▸ **EXERCISE**
Reproduce the records below exactly, leaving out any pictures.

--------------------------------------------------

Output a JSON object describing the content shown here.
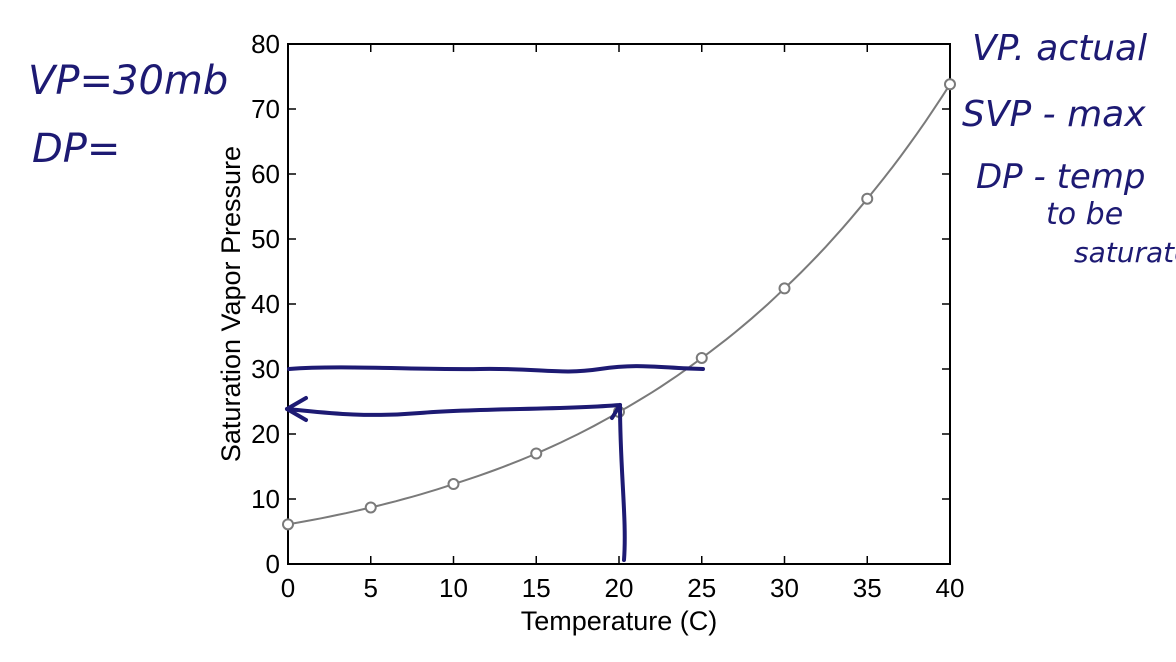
{
  "chart_data": {
    "type": "line",
    "xlabel": "Temperature (C)",
    "ylabel": "Saturation Vapor Pressure",
    "xlim": [
      0,
      40
    ],
    "ylim": [
      0,
      80
    ],
    "xticks": [
      0,
      5,
      10,
      15,
      20,
      25,
      30,
      35,
      40
    ],
    "yticks": [
      0,
      10,
      20,
      30,
      40,
      50,
      60,
      70,
      80
    ],
    "grid": false,
    "series": [
      {
        "color": "#7a7a7a",
        "x": [
          0,
          5,
          10,
          15,
          20,
          25,
          30,
          35,
          40
        ],
        "y": [
          6.1,
          8.7,
          12.3,
          17.0,
          23.4,
          31.7,
          42.4,
          56.2,
          73.8
        ]
      }
    ]
  },
  "annotations": {
    "left_notes": [
      "VP=30mb",
      "DP="
    ],
    "right_notes": [
      "VP. actual",
      "SVP - max",
      "DP - temp",
      "to be",
      "saturate"
    ]
  },
  "colors": {
    "ink": "#1d1a73",
    "curve": "#7a7a7a",
    "axis": "#000000"
  }
}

--------------------------------------------------

▸ **RESULT OF THIS TASK**
Output a JSON object describing the content shown here.
{
  "chart_data": {
    "type": "line",
    "xlabel": "Temperature (C)",
    "ylabel": "Saturation Vapor Pressure",
    "xlim": [
      0,
      40
    ],
    "ylim": [
      0,
      80
    ],
    "xticks": [
      0,
      5,
      10,
      15,
      20,
      25,
      30,
      35,
      40
    ],
    "yticks": [
      0,
      10,
      20,
      30,
      40,
      50,
      60,
      70,
      80
    ],
    "grid": false,
    "series": [
      {
        "color": "#7a7a7a",
        "x": [
          0,
          5,
          10,
          15,
          20,
          25,
          30,
          35,
          40
        ],
        "y": [
          6.1,
          8.7,
          12.3,
          17.0,
          23.4,
          31.7,
          42.4,
          56.2,
          73.8
        ]
      }
    ]
  },
  "annotations": {
    "left_notes": [
      "VP=30mb",
      "DP="
    ],
    "right_notes": [
      "VP. actual",
      "SVP - max",
      "DP - temp",
      "to be",
      "saturate"
    ]
  },
  "colors": {
    "ink": "#1d1a73",
    "curve": "#7a7a7a",
    "axis": "#000000"
  }
}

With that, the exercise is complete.